(What is expected)
Images do not belong in the copy. Retype all the entries below exactly.

(Supplied material)
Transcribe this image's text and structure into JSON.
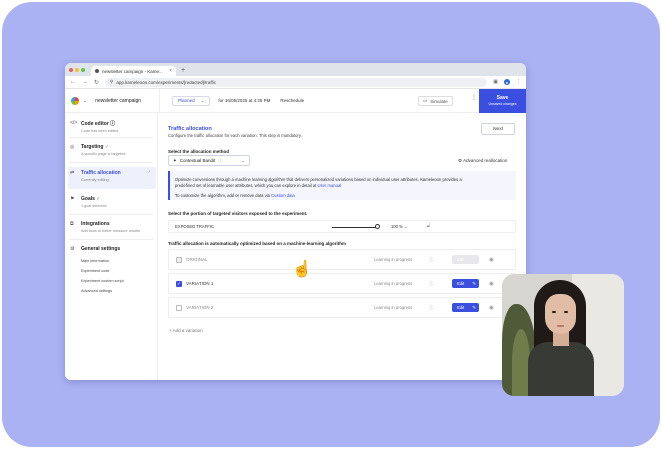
{
  "browser": {
    "tab_title": "newsletter campaign - Kame...",
    "new_tab": "+",
    "url": "app.kameleoon.com/experiments/[redacted]/traffic"
  },
  "header": {
    "campaign_name": "newsletter campaign",
    "status": "Planned",
    "schedule": "for 16/05/2025 at 4:25 PM",
    "reschedule": "Reschedule",
    "simulate": "Simulate",
    "save_label": "Save",
    "save_sub": "Unsaved changes"
  },
  "sidebar": {
    "items": [
      {
        "title": "Code editor",
        "subtitle": "Code has been edited"
      },
      {
        "title": "Targeting",
        "subtitle": "A specific page is targeted"
      },
      {
        "title": "Traffic allocation",
        "subtitle": "Currently editing"
      },
      {
        "title": "Goals",
        "subtitle": "1 goal selected"
      },
      {
        "title": "Integrations",
        "subtitle": "Add tools to better measure results"
      }
    ],
    "general_settings": {
      "title": "General settings",
      "links": [
        "Main information",
        "Experiment code",
        "Experiment custom script",
        "Advanced settings"
      ]
    }
  },
  "main": {
    "title": "Traffic allocation",
    "subtitle": "Configure the traffic allocation for each variation. This step is mandatory.",
    "next": "Next",
    "method_label": "Select the allocation method",
    "method_value": "Contextual Bandit",
    "advanced_reallocation": "Advanced reallocation",
    "info_line1": "Optimize conversions through a machine learning algorithm that delivers personalized variations based on individual user attributes. Kameleoon provides a",
    "info_line2_a": "predefined set of learnable user attributes, which you can explore in detail at ",
    "info_line2_link": "User manual",
    "info_line3_a": "To customize the algorithm, add or remove data via ",
    "info_line3_link": "Custom data",
    "exposure_label": "Select the portion of targeted visitors exposed to the experiment.",
    "exposed_traffic": "EXPOSED TRAFFIC",
    "exposed_value": "100 %",
    "auto_label": "Traffic allocation is automatically optimized based on a machine-learning algorithm",
    "variations": [
      {
        "name": "ORIGINAL",
        "status": "Learning in progress",
        "edit": "Edit"
      },
      {
        "name": "VARIATION 1",
        "status": "Learning in progress",
        "edit": "Edit"
      },
      {
        "name": "VARIATION 2",
        "status": "Learning in progress",
        "edit": "Edit"
      }
    ],
    "add_variation": "+ Add a variation"
  },
  "colors": {
    "accent": "#3a4fe0",
    "frame": "#aab2f3"
  },
  "icons": [
    "code-icon",
    "target-icon",
    "traffic-icon",
    "goal-icon",
    "integration-icon",
    "gear-icon",
    "eye-icon",
    "info-icon",
    "lock-icon",
    "pencil-icon",
    "hand-cursor-icon"
  ]
}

(Solution to this exercise)
Transcribe this image's text and structure into JSON.
{
  "browser": {
    "tab_title": "newsletter campaign - Kame...",
    "new_tab": "+",
    "url": "app.kameleoon.com/experiments/[redacted]/traffic"
  },
  "header": {
    "campaign_name": "newsletter campaign",
    "status": "Planned",
    "schedule": "for 16/05/2025 at 4:25 PM",
    "reschedule": "Reschedule",
    "simulate": "Simulate",
    "save_label": "Save",
    "save_sub": "Unsaved changes"
  },
  "sidebar": {
    "items": [
      {
        "title": "Code editor",
        "subtitle": "Code has been edited"
      },
      {
        "title": "Targeting",
        "subtitle": "A specific page is targeted"
      },
      {
        "title": "Traffic allocation",
        "subtitle": "Currently editing"
      },
      {
        "title": "Goals",
        "subtitle": "1 goal selected"
      },
      {
        "title": "Integrations",
        "subtitle": "Add tools to better measure results"
      }
    ],
    "general_settings": {
      "title": "General settings",
      "links": [
        "Main information",
        "Experiment code",
        "Experiment custom script",
        "Advanced settings"
      ]
    }
  },
  "main": {
    "title": "Traffic allocation",
    "subtitle": "Configure the traffic allocation for each variation. This step is mandatory.",
    "next": "Next",
    "method_label": "Select the allocation method",
    "method_value": "Contextual Bandit",
    "advanced_reallocation": "Advanced reallocation",
    "info_line1": "Optimize conversions through a machine learning algorithm that delivers personalized variations based on individual user attributes. Kameleoon provides a",
    "info_line2_a": "predefined set of learnable user attributes, which you can explore in detail at ",
    "info_line2_link": "User manual",
    "info_line3_a": "To customize the algorithm, add or remove data via ",
    "info_line3_link": "Custom data",
    "exposure_label": "Select the portion of targeted visitors exposed to the experiment.",
    "exposed_traffic": "EXPOSED TRAFFIC",
    "exposed_value": "100 %",
    "auto_label": "Traffic allocation is automatically optimized based on a machine-learning algorithm",
    "variations": [
      {
        "name": "ORIGINAL",
        "status": "Learning in progress",
        "edit": "Edit"
      },
      {
        "name": "VARIATION 1",
        "status": "Learning in progress",
        "edit": "Edit"
      },
      {
        "name": "VARIATION 2",
        "status": "Learning in progress",
        "edit": "Edit"
      }
    ],
    "add_variation": "+ Add a variation"
  },
  "colors": {
    "accent": "#3a4fe0",
    "frame": "#aab2f3"
  },
  "icons": [
    "code-icon",
    "target-icon",
    "traffic-icon",
    "goal-icon",
    "integration-icon",
    "gear-icon",
    "eye-icon",
    "info-icon",
    "lock-icon",
    "pencil-icon",
    "hand-cursor-icon"
  ]
}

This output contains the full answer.